[Exercise]
Provide only the number of lines in the records below that include "from".

╭─ Material supplied

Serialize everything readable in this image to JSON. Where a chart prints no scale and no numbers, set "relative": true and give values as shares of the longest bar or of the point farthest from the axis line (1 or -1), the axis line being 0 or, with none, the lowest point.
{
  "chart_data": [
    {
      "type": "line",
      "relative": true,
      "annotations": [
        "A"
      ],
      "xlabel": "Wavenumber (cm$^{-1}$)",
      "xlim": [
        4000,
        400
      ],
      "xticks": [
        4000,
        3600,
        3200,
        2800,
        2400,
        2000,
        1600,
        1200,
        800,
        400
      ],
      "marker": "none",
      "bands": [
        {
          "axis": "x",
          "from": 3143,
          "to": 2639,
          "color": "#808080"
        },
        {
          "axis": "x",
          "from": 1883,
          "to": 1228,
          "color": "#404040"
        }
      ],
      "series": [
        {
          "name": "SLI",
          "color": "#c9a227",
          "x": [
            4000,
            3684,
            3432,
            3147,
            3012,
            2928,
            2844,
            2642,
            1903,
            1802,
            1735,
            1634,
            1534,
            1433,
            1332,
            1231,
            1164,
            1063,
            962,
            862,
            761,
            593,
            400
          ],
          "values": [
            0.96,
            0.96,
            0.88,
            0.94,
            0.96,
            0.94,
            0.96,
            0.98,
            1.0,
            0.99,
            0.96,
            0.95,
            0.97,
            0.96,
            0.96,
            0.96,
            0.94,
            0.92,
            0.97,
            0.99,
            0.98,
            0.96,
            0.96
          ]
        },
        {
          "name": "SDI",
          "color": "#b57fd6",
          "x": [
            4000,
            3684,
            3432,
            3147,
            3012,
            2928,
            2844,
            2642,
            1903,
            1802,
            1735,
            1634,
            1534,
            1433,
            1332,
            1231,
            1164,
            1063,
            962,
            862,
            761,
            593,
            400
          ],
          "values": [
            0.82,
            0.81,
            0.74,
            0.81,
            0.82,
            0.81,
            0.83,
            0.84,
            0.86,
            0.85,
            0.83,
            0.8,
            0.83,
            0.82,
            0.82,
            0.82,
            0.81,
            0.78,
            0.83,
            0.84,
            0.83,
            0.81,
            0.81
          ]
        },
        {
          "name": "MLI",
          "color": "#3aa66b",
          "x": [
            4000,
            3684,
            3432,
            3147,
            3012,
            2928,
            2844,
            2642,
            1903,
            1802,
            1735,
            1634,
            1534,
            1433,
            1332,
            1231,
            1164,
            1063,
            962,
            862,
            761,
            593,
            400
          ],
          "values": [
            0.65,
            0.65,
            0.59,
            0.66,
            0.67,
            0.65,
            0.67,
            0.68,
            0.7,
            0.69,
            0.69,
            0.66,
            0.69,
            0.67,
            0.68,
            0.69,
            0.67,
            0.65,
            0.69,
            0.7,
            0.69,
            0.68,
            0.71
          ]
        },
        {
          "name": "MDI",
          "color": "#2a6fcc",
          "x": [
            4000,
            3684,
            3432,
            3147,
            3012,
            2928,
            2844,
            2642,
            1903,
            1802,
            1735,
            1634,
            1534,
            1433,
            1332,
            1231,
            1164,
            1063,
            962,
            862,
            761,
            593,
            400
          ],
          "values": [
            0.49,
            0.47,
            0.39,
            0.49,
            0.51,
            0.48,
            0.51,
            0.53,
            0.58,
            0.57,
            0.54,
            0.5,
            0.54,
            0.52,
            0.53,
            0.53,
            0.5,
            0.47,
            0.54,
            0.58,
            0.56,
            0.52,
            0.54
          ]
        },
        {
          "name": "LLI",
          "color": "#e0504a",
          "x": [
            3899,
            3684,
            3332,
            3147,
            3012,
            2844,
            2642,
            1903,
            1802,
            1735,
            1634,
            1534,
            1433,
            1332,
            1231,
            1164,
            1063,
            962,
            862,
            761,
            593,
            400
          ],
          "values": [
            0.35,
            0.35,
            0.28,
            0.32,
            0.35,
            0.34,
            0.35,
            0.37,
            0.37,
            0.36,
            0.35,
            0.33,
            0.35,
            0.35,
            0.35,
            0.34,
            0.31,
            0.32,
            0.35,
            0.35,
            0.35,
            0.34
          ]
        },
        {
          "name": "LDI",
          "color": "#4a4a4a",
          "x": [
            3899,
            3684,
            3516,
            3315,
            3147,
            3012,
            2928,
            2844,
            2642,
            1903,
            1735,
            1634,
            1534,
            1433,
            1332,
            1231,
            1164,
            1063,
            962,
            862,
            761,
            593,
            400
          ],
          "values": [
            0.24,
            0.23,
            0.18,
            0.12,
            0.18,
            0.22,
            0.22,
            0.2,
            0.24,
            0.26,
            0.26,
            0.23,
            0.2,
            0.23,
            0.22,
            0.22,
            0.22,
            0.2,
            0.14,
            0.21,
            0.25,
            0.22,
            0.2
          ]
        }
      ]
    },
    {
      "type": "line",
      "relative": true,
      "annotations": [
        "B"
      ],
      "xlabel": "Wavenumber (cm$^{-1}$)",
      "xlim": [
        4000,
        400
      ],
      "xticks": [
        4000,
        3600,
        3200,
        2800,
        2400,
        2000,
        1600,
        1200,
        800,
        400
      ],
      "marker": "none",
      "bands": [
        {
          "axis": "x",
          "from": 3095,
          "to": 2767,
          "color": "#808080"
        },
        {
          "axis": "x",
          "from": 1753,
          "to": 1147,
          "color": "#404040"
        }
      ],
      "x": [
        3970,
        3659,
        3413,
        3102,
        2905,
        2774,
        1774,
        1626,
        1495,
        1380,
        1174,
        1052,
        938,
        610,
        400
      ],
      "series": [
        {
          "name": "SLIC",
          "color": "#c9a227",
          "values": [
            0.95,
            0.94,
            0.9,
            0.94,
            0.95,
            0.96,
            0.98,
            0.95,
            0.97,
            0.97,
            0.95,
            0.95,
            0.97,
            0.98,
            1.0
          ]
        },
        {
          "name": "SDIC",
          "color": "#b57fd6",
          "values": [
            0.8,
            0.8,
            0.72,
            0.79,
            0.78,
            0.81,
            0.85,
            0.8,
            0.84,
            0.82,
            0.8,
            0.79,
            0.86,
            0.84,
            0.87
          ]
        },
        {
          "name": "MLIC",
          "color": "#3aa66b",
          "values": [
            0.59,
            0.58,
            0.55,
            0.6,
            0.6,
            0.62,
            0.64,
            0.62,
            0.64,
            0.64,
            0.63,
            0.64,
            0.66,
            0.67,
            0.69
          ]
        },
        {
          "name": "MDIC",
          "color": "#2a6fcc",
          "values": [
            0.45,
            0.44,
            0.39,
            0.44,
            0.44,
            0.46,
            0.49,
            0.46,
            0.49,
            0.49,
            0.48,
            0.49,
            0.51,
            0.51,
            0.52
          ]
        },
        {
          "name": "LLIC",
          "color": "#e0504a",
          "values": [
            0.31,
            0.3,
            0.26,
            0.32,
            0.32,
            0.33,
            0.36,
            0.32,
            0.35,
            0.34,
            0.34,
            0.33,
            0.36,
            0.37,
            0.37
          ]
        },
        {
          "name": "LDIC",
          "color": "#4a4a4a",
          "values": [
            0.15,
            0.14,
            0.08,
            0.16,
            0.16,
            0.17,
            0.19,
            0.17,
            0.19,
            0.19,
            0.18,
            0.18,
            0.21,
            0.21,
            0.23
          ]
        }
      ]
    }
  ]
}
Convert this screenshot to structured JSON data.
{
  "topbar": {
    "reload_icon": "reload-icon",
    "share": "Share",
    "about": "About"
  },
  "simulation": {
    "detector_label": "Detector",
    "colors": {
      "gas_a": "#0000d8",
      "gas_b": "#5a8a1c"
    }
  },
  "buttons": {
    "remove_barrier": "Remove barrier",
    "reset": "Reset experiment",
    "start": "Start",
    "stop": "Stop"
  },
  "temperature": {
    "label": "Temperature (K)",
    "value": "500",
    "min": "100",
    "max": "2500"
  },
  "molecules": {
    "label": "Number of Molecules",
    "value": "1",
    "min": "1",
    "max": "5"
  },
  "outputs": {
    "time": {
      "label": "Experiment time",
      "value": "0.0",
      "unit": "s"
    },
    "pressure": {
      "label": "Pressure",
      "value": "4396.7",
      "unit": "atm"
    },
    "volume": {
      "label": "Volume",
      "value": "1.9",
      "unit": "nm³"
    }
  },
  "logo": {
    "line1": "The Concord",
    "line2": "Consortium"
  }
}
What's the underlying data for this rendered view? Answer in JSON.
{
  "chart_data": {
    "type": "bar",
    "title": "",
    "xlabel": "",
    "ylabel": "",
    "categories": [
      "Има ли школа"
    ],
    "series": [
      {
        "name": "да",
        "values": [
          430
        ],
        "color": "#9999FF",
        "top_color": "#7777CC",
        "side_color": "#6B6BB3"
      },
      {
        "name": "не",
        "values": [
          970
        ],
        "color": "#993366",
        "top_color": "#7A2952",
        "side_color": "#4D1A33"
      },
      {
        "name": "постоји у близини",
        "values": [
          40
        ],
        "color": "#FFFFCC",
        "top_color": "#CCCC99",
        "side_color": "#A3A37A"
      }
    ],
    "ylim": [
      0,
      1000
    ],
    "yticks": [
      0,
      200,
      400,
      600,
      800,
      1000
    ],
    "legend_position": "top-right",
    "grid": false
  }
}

╰─

[Response to this task]
5